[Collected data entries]
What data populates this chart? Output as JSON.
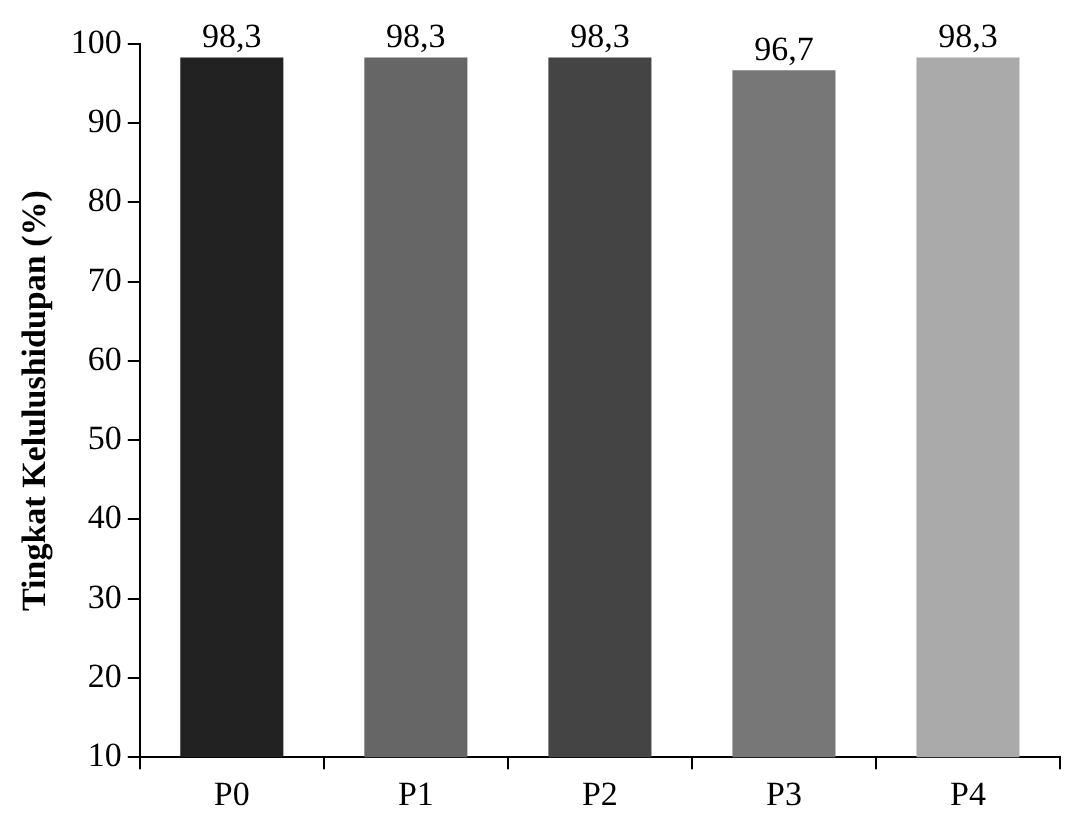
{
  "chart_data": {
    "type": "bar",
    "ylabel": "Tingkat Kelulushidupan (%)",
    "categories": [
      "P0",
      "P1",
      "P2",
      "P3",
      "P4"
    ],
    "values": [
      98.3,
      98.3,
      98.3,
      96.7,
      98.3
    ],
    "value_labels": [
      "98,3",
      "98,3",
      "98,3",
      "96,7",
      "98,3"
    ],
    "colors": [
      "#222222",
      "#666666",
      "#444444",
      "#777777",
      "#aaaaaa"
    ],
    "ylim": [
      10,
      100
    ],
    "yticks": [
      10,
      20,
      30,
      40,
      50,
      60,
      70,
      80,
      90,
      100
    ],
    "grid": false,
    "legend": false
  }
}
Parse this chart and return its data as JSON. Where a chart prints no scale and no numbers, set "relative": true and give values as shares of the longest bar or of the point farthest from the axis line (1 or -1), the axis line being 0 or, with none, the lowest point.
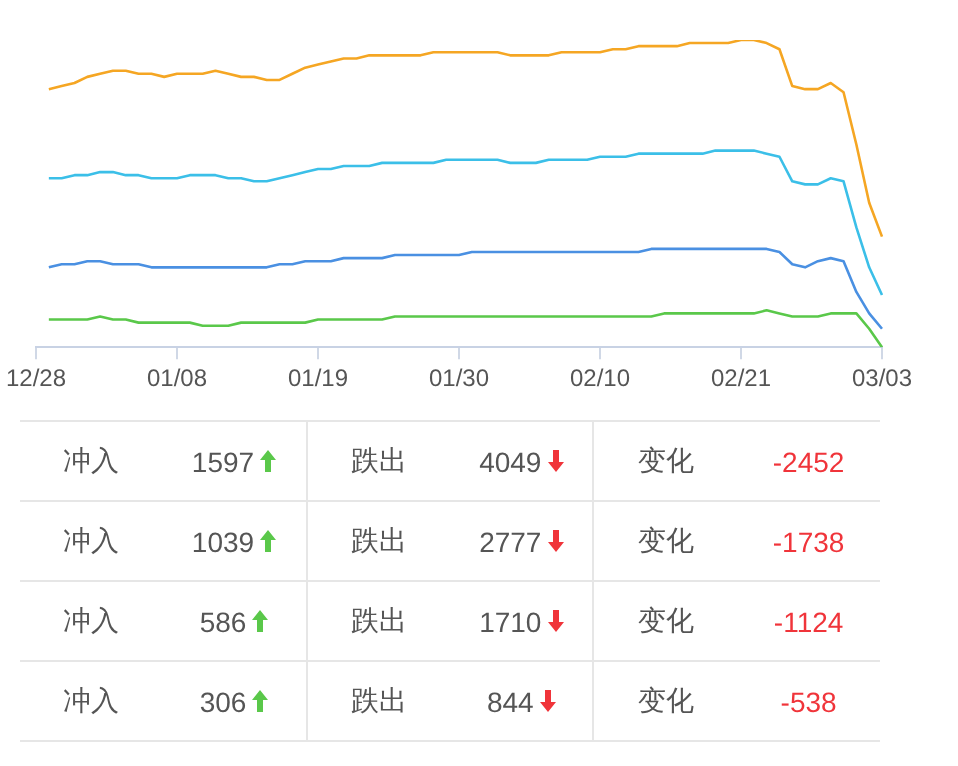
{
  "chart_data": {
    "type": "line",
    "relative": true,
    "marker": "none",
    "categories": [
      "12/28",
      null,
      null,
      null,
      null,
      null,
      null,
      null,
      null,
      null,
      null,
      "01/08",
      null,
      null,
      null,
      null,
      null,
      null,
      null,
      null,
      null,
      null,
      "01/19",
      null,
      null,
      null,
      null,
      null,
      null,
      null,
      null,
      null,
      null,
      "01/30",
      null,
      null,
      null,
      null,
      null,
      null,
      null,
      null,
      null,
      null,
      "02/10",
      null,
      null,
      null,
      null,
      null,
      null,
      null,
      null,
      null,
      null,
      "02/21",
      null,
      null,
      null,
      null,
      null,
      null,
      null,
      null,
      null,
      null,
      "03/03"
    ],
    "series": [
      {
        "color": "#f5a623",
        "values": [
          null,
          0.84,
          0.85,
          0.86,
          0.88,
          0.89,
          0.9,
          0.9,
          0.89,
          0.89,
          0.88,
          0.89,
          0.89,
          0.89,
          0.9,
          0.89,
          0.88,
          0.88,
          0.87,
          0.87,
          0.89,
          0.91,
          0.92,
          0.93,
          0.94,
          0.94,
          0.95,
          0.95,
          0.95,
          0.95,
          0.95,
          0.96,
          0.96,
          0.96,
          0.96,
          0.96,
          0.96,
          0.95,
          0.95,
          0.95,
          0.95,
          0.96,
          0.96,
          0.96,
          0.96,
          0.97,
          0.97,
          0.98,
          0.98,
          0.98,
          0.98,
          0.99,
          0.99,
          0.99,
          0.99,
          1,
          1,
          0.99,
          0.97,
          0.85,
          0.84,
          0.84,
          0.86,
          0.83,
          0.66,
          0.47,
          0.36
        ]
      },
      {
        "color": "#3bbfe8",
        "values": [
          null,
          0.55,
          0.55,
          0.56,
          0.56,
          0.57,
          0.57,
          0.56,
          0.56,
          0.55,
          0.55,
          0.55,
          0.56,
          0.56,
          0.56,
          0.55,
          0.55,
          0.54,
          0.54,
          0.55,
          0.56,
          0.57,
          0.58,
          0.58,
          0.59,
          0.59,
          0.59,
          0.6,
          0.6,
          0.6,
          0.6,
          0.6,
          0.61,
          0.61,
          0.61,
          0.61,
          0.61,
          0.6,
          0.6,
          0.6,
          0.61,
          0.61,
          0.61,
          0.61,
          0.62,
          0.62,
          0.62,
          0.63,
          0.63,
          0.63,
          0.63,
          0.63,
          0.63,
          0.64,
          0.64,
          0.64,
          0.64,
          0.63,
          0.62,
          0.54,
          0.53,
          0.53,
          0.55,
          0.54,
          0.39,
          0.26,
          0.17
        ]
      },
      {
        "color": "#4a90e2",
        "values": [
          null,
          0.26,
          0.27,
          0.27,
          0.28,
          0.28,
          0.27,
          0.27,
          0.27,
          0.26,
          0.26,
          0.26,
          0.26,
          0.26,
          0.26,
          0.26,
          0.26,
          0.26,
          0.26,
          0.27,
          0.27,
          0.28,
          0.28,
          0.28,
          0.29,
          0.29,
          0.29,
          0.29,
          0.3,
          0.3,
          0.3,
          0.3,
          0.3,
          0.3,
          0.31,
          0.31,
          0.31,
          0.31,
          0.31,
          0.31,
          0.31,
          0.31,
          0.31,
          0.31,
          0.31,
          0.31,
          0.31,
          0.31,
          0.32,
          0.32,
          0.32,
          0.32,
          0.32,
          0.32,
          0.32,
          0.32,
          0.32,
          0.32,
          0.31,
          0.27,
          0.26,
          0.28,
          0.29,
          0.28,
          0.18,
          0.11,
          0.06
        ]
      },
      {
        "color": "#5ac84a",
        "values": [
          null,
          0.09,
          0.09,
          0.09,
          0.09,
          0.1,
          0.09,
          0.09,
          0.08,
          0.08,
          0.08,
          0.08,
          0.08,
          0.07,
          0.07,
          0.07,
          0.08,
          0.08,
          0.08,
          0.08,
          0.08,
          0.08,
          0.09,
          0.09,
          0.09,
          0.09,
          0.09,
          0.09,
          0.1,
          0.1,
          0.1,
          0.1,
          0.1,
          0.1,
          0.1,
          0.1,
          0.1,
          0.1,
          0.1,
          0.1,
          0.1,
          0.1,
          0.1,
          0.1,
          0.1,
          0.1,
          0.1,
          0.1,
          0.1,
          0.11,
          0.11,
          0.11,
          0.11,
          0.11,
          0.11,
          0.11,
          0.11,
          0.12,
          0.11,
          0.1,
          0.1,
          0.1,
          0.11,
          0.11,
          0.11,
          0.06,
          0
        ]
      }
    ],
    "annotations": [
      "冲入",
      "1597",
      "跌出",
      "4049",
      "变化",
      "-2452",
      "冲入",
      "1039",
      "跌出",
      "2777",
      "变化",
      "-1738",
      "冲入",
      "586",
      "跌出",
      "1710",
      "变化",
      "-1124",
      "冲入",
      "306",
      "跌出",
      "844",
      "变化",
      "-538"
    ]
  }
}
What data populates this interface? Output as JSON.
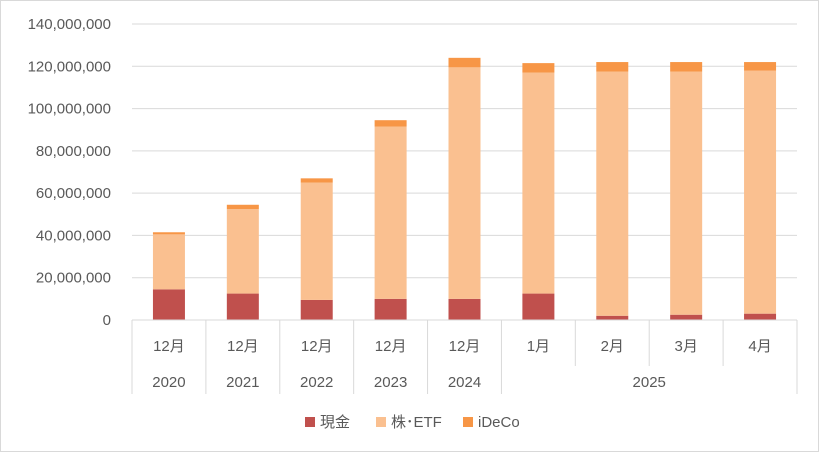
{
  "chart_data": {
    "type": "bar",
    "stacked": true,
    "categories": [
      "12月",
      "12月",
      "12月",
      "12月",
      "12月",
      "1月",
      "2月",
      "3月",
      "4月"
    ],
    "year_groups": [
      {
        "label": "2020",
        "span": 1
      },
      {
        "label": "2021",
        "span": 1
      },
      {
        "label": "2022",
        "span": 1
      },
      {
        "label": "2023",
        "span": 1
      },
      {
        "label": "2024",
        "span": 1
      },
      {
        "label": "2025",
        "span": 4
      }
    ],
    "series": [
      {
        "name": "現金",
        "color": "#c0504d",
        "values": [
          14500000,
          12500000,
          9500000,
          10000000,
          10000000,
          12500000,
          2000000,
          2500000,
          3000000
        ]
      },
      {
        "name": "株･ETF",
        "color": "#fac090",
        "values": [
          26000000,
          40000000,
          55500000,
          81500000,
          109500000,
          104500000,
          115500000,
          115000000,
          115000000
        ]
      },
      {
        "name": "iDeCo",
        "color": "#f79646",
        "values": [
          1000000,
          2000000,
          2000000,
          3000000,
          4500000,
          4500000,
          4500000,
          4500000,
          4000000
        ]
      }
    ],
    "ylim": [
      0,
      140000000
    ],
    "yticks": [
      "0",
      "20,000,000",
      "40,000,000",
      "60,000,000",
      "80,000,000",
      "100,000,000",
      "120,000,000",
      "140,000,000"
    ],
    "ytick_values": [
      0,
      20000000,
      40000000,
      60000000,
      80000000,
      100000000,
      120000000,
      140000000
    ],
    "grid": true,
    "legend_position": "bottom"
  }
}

- [AIM OF THE EXERCISE]:
Working from the material above, transcribe it exactly while omitting pictures.

- [EXERCISE OUTPUT]:
What data populates this chart? Output as JSON.
{
  "chart_data": {
    "type": "bar",
    "ylabel": "Tingkat Kelulushidupan (%)",
    "categories": [
      "P0",
      "P1",
      "P2",
      "P3",
      "P4"
    ],
    "values": [
      98.3,
      98.3,
      98.3,
      96.7,
      98.3
    ],
    "value_labels": [
      "98,3",
      "98,3",
      "98,3",
      "96,7",
      "98,3"
    ],
    "colors": [
      "#222222",
      "#666666",
      "#444444",
      "#777777",
      "#aaaaaa"
    ],
    "ylim": [
      10,
      100
    ],
    "yticks": [
      10,
      20,
      30,
      40,
      50,
      60,
      70,
      80,
      90,
      100
    ],
    "grid": false,
    "legend": false
  }
}
Parse this chart and return its data as JSON. Where a chart prints no scale and no numbers, set "relative": true and give values as shares of the longest bar or of the point farthest from the axis line (1 or -1), the axis line being 0 or, with none, the lowest point.
{
  "chart_data": {
    "type": "line",
    "relative": true,
    "marker": "none",
    "categories": [
      "12/28",
      null,
      null,
      null,
      null,
      null,
      null,
      null,
      null,
      null,
      null,
      "01/08",
      null,
      null,
      null,
      null,
      null,
      null,
      null,
      null,
      null,
      null,
      "01/19",
      null,
      null,
      null,
      null,
      null,
      null,
      null,
      null,
      null,
      null,
      "01/30",
      null,
      null,
      null,
      null,
      null,
      null,
      null,
      null,
      null,
      null,
      "02/10",
      null,
      null,
      null,
      null,
      null,
      null,
      null,
      null,
      null,
      null,
      "02/21",
      null,
      null,
      null,
      null,
      null,
      null,
      null,
      null,
      null,
      null,
      "03/03"
    ],
    "series": [
      {
        "color": "#f5a623",
        "values": [
          null,
          0.84,
          0.85,
          0.86,
          0.88,
          0.89,
          0.9,
          0.9,
          0.89,
          0.89,
          0.88,
          0.89,
          0.89,
          0.89,
          0.9,
          0.89,
          0.88,
          0.88,
          0.87,
          0.87,
          0.89,
          0.91,
          0.92,
          0.93,
          0.94,
          0.94,
          0.95,
          0.95,
          0.95,
          0.95,
          0.95,
          0.96,
          0.96,
          0.96,
          0.96,
          0.96,
          0.96,
          0.95,
          0.95,
          0.95,
          0.95,
          0.96,
          0.96,
          0.96,
          0.96,
          0.97,
          0.97,
          0.98,
          0.98,
          0.98,
          0.98,
          0.99,
          0.99,
          0.99,
          0.99,
          1,
          1,
          0.99,
          0.97,
          0.85,
          0.84,
          0.84,
          0.86,
          0.83,
          0.66,
          0.47,
          0.36
        ]
      },
      {
        "color": "#3bbfe8",
        "values": [
          null,
          0.55,
          0.55,
          0.56,
          0.56,
          0.57,
          0.57,
          0.56,
          0.56,
          0.55,
          0.55,
          0.55,
          0.56,
          0.56,
          0.56,
          0.55,
          0.55,
          0.54,
          0.54,
          0.55,
          0.56,
          0.57,
          0.58,
          0.58,
          0.59,
          0.59,
          0.59,
          0.6,
          0.6,
          0.6,
          0.6,
          0.6,
          0.61,
          0.61,
          0.61,
          0.61,
          0.61,
          0.6,
          0.6,
          0.6,
          0.61,
          0.61,
          0.61,
          0.61,
          0.62,
          0.62,
          0.62,
          0.63,
          0.63,
          0.63,
          0.63,
          0.63,
          0.63,
          0.64,
          0.64,
          0.64,
          0.64,
          0.63,
          0.62,
          0.54,
          0.53,
          0.53,
          0.55,
          0.54,
          0.39,
          0.26,
          0.17
        ]
      },
      {
        "color": "#4a90e2",
        "values": [
          null,
          0.26,
          0.27,
          0.27,
          0.28,
          0.28,
          0.27,
          0.27,
          0.27,
          0.26,
          0.26,
          0.26,
          0.26,
          0.26,
          0.26,
          0.26,
          0.26,
          0.26,
          0.26,
          0.27,
          0.27,
          0.28,
          0.28,
          0.28,
          0.29,
          0.29,
          0.29,
          0.29,
          0.3,
          0.3,
          0.3,
          0.3,
          0.3,
          0.3,
          0.31,
          0.31,
          0.31,
          0.31,
          0.31,
          0.31,
          0.31,
          0.31,
          0.31,
          0.31,
          0.31,
          0.31,
          0.31,
          0.31,
          0.32,
          0.32,
          0.32,
          0.32,
          0.32,
          0.32,
          0.32,
          0.32,
          0.32,
          0.32,
          0.31,
          0.27,
          0.26,
          0.28,
          0.29,
          0.28,
          0.18,
          0.11,
          0.06
        ]
      },
      {
        "color": "#5ac84a",
        "values": [
          null,
          0.09,
          0.09,
          0.09,
          0.09,
          0.1,
          0.09,
          0.09,
          0.08,
          0.08,
          0.08,
          0.08,
          0.08,
          0.07,
          0.07,
          0.07,
          0.08,
          0.08,
          0.08,
          0.08,
          0.08,
          0.08,
          0.09,
          0.09,
          0.09,
          0.09,
          0.09,
          0.09,
          0.1,
          0.1,
          0.1,
          0.1,
          0.1,
          0.1,
          0.1,
          0.1,
          0.1,
          0.1,
          0.1,
          0.1,
          0.1,
          0.1,
          0.1,
          0.1,
          0.1,
          0.1,
          0.1,
          0.1,
          0.1,
          0.11,
          0.11,
          0.11,
          0.11,
          0.11,
          0.11,
          0.11,
          0.11,
          0.12,
          0.11,
          0.1,
          0.1,
          0.1,
          0.11,
          0.11,
          0.11,
          0.06,
          0
        ]
      }
    ],
    "annotations": [
      "冲入",
      "1597",
      "跌出",
      "4049",
      "变化",
      "-2452",
      "冲入",
      "1039",
      "跌出",
      "2777",
      "变化",
      "-1738",
      "冲入",
      "586",
      "跌出",
      "1710",
      "变化",
      "-1124",
      "冲入",
      "306",
      "跌出",
      "844",
      "变化",
      "-538"
    ]
  }
}
What data populates this interface? Output as JSON.
{
  "chart_data": {
    "type": "bar",
    "stacked": true,
    "categories": [
      "12月",
      "12月",
      "12月",
      "12月",
      "12月",
      "1月",
      "2月",
      "3月",
      "4月"
    ],
    "year_groups": [
      {
        "label": "2020",
        "span": 1
      },
      {
        "label": "2021",
        "span": 1
      },
      {
        "label": "2022",
        "span": 1
      },
      {
        "label": "2023",
        "span": 1
      },
      {
        "label": "2024",
        "span": 1
      },
      {
        "label": "2025",
        "span": 4
      }
    ],
    "series": [
      {
        "name": "現金",
        "color": "#c0504d",
        "values": [
          14500000,
          12500000,
          9500000,
          10000000,
          10000000,
          12500000,
          2000000,
          2500000,
          3000000
        ]
      },
      {
        "name": "株･ETF",
        "color": "#fac090",
        "values": [
          26000000,
          40000000,
          55500000,
          81500000,
          109500000,
          104500000,
          115500000,
          115000000,
          115000000
        ]
      },
      {
        "name": "iDeCo",
        "color": "#f79646",
        "values": [
          1000000,
          2000000,
          2000000,
          3000000,
          4500000,
          4500000,
          4500000,
          4500000,
          4000000
        ]
      }
    ],
    "ylim": [
      0,
      140000000
    ],
    "yticks": [
      "0",
      "20,000,000",
      "40,000,000",
      "60,000,000",
      "80,000,000",
      "100,000,000",
      "120,000,000",
      "140,000,000"
    ],
    "ytick_values": [
      0,
      20000000,
      40000000,
      60000000,
      80000000,
      100000000,
      120000000,
      140000000
    ],
    "grid": true,
    "legend_position": "bottom"
  }
}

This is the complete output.